▸ **SET PROBLEM**: Each line that holds the word "maximum" should be returned.

Saved data entries
__________________________________________________
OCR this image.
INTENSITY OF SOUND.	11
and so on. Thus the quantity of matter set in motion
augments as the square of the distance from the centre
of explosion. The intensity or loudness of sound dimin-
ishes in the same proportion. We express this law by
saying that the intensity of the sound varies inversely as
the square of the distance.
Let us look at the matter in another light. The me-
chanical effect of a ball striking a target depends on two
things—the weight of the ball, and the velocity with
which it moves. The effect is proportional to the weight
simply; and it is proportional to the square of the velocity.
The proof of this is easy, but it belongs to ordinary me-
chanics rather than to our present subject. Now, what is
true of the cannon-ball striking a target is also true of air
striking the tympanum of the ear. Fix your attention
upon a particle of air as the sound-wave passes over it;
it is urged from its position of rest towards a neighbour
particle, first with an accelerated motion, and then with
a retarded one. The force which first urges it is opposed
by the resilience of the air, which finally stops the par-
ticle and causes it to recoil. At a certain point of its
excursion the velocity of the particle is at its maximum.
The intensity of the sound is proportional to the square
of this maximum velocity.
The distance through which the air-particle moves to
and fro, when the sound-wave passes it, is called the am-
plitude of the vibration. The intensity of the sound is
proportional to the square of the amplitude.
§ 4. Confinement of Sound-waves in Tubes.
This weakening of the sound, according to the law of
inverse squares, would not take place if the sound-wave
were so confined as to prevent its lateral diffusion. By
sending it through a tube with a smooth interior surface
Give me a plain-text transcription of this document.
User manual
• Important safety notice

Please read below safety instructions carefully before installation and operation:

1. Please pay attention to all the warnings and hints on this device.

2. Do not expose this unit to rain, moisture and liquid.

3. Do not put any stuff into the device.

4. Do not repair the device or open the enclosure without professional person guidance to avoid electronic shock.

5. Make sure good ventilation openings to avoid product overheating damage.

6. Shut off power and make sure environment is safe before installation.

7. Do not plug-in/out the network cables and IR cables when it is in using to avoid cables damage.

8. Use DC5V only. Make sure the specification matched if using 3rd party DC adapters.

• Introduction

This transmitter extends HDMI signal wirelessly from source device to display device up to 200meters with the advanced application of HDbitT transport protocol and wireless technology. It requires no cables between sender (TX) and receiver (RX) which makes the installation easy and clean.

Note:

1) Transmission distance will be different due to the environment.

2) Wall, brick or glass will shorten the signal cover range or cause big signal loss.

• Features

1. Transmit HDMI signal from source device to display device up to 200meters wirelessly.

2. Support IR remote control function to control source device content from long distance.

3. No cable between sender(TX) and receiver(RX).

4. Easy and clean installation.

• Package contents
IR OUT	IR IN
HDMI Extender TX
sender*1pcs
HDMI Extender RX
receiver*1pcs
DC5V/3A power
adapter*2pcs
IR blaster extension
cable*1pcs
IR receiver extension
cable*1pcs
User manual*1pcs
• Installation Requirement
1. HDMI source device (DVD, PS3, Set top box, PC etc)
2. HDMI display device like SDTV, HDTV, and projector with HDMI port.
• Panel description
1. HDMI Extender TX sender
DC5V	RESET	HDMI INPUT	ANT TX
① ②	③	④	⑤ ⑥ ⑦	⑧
__________________________________________________
▸ **WORKED SOLUTION**:
excursion the velocity of the particle is at its maximum.
of this maximum velocity.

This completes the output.